REQUEST:
Print the entire listing. Each line must match the original exactly.

RECORDS FOR THIS EXERCISE:
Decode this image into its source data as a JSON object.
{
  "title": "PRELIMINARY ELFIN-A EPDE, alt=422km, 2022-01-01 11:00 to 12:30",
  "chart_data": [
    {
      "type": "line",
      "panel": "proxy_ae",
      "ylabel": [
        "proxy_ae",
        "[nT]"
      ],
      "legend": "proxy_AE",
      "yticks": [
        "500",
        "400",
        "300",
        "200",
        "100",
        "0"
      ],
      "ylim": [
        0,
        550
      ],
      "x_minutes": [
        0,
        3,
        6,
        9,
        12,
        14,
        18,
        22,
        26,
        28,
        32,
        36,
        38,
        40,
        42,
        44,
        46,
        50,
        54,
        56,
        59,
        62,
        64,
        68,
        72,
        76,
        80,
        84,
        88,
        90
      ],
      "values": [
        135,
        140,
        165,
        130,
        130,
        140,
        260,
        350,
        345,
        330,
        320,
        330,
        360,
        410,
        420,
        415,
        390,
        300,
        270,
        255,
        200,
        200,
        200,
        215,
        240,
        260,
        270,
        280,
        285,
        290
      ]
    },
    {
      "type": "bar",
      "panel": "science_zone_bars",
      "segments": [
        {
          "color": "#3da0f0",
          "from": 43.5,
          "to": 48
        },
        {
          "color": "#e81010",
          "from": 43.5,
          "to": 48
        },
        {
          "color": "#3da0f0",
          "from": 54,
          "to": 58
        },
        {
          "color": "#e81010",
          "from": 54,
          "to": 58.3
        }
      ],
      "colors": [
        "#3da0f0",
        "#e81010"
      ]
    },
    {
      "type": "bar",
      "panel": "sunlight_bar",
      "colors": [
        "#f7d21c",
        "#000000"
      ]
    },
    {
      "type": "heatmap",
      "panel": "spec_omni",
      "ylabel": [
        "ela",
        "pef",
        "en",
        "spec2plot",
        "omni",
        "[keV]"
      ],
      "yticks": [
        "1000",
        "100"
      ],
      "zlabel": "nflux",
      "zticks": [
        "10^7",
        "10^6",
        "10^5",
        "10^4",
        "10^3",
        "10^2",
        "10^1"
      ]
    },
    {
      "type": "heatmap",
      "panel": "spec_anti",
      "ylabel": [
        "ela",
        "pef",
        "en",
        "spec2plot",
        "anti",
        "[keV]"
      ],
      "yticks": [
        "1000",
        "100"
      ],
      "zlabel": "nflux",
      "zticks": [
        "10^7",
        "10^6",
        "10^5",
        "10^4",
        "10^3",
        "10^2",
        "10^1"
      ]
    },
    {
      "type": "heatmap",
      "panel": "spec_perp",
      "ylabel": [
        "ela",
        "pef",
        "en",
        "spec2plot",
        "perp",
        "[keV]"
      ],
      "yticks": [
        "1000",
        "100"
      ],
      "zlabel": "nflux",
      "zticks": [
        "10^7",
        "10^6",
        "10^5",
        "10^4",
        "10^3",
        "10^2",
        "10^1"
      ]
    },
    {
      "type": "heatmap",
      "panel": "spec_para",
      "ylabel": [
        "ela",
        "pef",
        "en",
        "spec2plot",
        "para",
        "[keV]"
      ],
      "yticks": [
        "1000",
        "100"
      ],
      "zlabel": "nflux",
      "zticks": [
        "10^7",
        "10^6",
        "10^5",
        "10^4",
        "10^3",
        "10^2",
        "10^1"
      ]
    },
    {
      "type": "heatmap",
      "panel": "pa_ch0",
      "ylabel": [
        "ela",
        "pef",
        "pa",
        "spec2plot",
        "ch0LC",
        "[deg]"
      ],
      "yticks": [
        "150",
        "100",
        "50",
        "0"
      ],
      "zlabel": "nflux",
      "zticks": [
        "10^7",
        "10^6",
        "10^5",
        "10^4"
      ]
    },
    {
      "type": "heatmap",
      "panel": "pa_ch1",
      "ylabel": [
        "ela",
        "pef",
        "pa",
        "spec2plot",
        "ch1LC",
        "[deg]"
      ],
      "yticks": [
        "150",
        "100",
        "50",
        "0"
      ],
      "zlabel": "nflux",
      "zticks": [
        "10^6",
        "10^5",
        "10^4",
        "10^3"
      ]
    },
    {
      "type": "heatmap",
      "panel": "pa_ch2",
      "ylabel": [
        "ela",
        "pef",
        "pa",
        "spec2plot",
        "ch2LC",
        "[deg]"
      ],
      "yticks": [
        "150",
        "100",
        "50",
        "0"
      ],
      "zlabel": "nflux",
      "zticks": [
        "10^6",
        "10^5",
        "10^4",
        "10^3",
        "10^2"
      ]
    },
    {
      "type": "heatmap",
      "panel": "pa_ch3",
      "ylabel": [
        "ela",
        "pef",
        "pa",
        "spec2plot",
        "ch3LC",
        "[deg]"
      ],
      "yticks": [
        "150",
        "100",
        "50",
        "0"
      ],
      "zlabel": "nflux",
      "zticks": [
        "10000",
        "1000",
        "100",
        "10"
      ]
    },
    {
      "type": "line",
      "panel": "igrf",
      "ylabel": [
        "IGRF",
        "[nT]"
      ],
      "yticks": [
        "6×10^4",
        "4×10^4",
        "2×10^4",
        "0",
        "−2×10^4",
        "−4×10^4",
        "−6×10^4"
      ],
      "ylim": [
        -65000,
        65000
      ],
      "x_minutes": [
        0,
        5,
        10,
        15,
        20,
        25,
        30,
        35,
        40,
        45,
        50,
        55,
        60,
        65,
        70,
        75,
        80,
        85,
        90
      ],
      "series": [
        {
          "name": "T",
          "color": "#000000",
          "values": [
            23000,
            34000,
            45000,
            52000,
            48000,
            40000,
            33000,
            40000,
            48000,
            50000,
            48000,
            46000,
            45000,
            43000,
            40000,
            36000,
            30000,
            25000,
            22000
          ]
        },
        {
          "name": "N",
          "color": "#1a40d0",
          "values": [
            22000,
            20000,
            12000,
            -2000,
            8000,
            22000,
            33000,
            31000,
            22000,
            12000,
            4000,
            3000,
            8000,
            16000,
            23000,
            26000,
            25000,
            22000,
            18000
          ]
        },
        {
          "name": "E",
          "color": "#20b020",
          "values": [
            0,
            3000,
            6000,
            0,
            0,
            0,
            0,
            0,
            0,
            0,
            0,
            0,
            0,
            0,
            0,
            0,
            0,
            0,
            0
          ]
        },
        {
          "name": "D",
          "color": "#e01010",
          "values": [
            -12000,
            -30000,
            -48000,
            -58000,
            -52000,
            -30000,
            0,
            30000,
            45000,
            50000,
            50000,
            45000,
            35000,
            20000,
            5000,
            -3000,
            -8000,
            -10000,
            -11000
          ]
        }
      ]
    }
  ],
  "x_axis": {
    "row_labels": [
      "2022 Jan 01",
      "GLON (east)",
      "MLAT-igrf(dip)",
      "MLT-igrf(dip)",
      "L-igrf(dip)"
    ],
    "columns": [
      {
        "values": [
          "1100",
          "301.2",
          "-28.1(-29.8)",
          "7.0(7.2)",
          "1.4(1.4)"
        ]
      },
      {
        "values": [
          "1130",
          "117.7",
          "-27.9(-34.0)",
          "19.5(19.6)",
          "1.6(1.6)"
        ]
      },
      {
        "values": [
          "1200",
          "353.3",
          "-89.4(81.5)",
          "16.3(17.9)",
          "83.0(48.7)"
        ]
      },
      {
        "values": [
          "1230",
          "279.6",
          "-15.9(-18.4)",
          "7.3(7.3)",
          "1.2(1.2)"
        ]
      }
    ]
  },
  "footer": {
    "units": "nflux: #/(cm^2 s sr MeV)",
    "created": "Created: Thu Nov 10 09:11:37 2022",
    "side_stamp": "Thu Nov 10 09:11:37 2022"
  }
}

EXERCISE RESPONSE:
Decode this image into its source data as a JSON object.
{
  "title": "PRELIMINARY ELFIN-A EPDE, alt=422km, 2022-01-01 11:00 to 12:30",
  "chart_data": [
    {
      "type": "line",
      "panel": "proxy_ae",
      "ylabel": [
        "proxy_ae",
        "[nT]"
      ],
      "legend": "proxy_AE",
      "yticks": [
        "500",
        "400",
        "300",
        "200",
        "100",
        "0"
      ],
      "ylim": [
        0,
        550
      ],
      "x_minutes": [
        0,
        3,
        6,
        9,
        12,
        14,
        18,
        22,
        26,
        28,
        32,
        36,
        38,
        40,
        42,
        44,
        46,
        50,
        54,
        56,
        59,
        62,
        64,
        68,
        72,
        76,
        80,
        84,
        88,
        90
      ],
      "values": [
        135,
        140,
        165,
        130,
        130,
        140,
        260,
        350,
        345,
        330,
        320,
        330,
        360,
        410,
        420,
        415,
        390,
        300,
        270,
        255,
        200,
        200,
        200,
        215,
        240,
        260,
        270,
        280,
        285,
        290
      ]
    },
    {
      "type": "bar",
      "panel": "science_zone_bars",
      "segments": [
        {
          "color": "#3da0f0",
          "from": 43.5,
          "to": 48
        },
        {
          "color": "#e81010",
          "from": 43.5,
          "to": 48
        },
        {
          "color": "#3da0f0",
          "from": 54,
          "to": 58
        },
        {
          "color": "#e81010",
          "from": 54,
          "to": 58.3
        }
      ],
      "colors": [
        "#3da0f0",
        "#e81010"
      ]
    },
    {
      "type": "bar",
      "panel": "sunlight_bar",
      "colors": [
        "#f7d21c",
        "#000000"
      ]
    },
    {
      "type": "heatmap",
      "panel": "spec_omni",
      "ylabel": [
        "ela",
        "pef",
        "en",
        "spec2plot",
        "omni",
        "[keV]"
      ],
      "yticks": [
        "1000",
        "100"
      ],
      "zlabel": "nflux",
      "zticks": [
        "10^7",
        "10^6",
        "10^5",
        "10^4",
        "10^3",
        "10^2",
        "10^1"
      ]
    },
    {
      "type": "heatmap",
      "panel": "spec_anti",
      "ylabel": [
        "ela",
        "pef",
        "en",
        "spec2plot",
        "anti",
        "[keV]"
      ],
      "yticks": [
        "1000",
        "100"
      ],
      "zlabel": "nflux",
      "zticks": [
        "10^7",
        "10^6",
        "10^5",
        "10^4",
        "10^3",
        "10^2",
        "10^1"
      ]
    },
    {
      "type": "heatmap",
      "panel": "spec_perp",
      "ylabel": [
        "ela",
        "pef",
        "en",
        "spec2plot",
        "perp",
        "[keV]"
      ],
      "yticks": [
        "1000",
        "100"
      ],
      "zlabel": "nflux",
      "zticks": [
        "10^7",
        "10^6",
        "10^5",
        "10^4",
        "10^3",
        "10^2",
        "10^1"
      ]
    },
    {
      "type": "heatmap",
      "panel": "spec_para",
      "ylabel": [
        "ela",
        "pef",
        "en",
        "spec2plot",
        "para",
        "[keV]"
      ],
      "yticks": [
        "1000",
        "100"
      ],
      "zlabel": "nflux",
      "zticks": [
        "10^7",
        "10^6",
        "10^5",
        "10^4",
        "10^3",
        "10^2",
        "10^1"
      ]
    },
    {
      "type": "heatmap",
      "panel": "pa_ch0",
      "ylabel": [
        "ela",
        "pef",
        "pa",
        "spec2plot",
        "ch0LC",
        "[deg]"
      ],
      "yticks": [
        "150",
        "100",
        "50",
        "0"
      ],
      "zlabel": "nflux",
      "zticks": [
        "10^7",
        "10^6",
        "10^5",
        "10^4"
      ]
    },
    {
      "type": "heatmap",
      "panel": "pa_ch1",
      "ylabel": [
        "ela",
        "pef",
        "pa",
        "spec2plot",
        "ch1LC",
        "[deg]"
      ],
      "yticks": [
        "150",
        "100",
        "50",
        "0"
      ],
      "zlabel": "nflux",
      "zticks": [
        "10^6",
        "10^5",
        "10^4",
        "10^3"
      ]
    },
    {
      "type": "heatmap",
      "panel": "pa_ch2",
      "ylabel": [
        "ela",
        "pef",
        "pa",
        "spec2plot",
        "ch2LC",
        "[deg]"
      ],
      "yticks": [
        "150",
        "100",
        "50",
        "0"
      ],
      "zlabel": "nflux",
      "zticks": [
        "10^6",
        "10^5",
        "10^4",
        "10^3",
        "10^2"
      ]
    },
    {
      "type": "heatmap",
      "panel": "pa_ch3",
      "ylabel": [
        "ela",
        "pef",
        "pa",
        "spec2plot",
        "ch3LC",
        "[deg]"
      ],
      "yticks": [
        "150",
        "100",
        "50",
        "0"
      ],
      "zlabel": "nflux",
      "zticks": [
        "10000",
        "1000",
        "100",
        "10"
      ]
    },
    {
      "type": "line",
      "panel": "igrf",
      "ylabel": [
        "IGRF",
        "[nT]"
      ],
      "yticks": [
        "6×10^4",
        "4×10^4",
        "2×10^4",
        "0",
        "−2×10^4",
        "−4×10^4",
        "−6×10^4"
      ],
      "ylim": [
        -65000,
        65000
      ],
      "x_minutes": [
        0,
        5,
        10,
        15,
        20,
        25,
        30,
        35,
        40,
        45,
        50,
        55,
        60,
        65,
        70,
        75,
        80,
        85,
        90
      ],
      "series": [
        {
          "name": "T",
          "color": "#000000",
          "values": [
            23000,
            34000,
            45000,
            52000,
            48000,
            40000,
            33000,
            40000,
            48000,
            50000,
            48000,
            46000,
            45000,
            43000,
            40000,
            36000,
            30000,
            25000,
            22000
          ]
        },
        {
          "name": "N",
          "color": "#1a40d0",
          "values": [
            22000,
            20000,
            12000,
            -2000,
            8000,
            22000,
            33000,
            31000,
            22000,
            12000,
            4000,
            3000,
            8000,
            16000,
            23000,
            26000,
            25000,
            22000,
            18000
          ]
        },
        {
          "name": "E",
          "color": "#20b020",
          "values": [
            0,
            3000,
            6000,
            0,
            0,
            0,
            0,
            0,
            0,
            0,
            0,
            0,
            0,
            0,
            0,
            0,
            0,
            0,
            0
          ]
        },
        {
          "name": "D",
          "color": "#e01010",
          "values": [
            -12000,
            -30000,
            -48000,
            -58000,
            -52000,
            -30000,
            0,
            30000,
            45000,
            50000,
            50000,
            45000,
            35000,
            20000,
            5000,
            -3000,
            -8000,
            -10000,
            -11000
          ]
        }
      ]
    }
  ],
  "x_axis": {
    "row_labels": [
      "2022 Jan 01",
      "GLON (east)",
      "MLAT-igrf(dip)",
      "MLT-igrf(dip)",
      "L-igrf(dip)"
    ],
    "columns": [
      {
        "values": [
          "1100",
          "301.2",
          "-28.1(-29.8)",
          "7.0(7.2)",
          "1.4(1.4)"
        ]
      },
      {
        "values": [
          "1130",
          "117.7",
          "-27.9(-34.0)",
          "19.5(19.6)",
          "1.6(1.6)"
        ]
      },
      {
        "values": [
          "1200",
          "353.3",
          "-89.4(81.5)",
          "16.3(17.9)",
          "83.0(48.7)"
        ]
      },
      {
        "values": [
          "1230",
          "279.6",
          "-15.9(-18.4)",
          "7.3(7.3)",
          "1.2(1.2)"
        ]
      }
    ]
  },
  "footer": {
    "units": "nflux: #/(cm^2 s sr MeV)",
    "created": "Created: Thu Nov 10 09:11:37 2022",
    "side_stamp": "Thu Nov 10 09:11:37 2022"
  }
}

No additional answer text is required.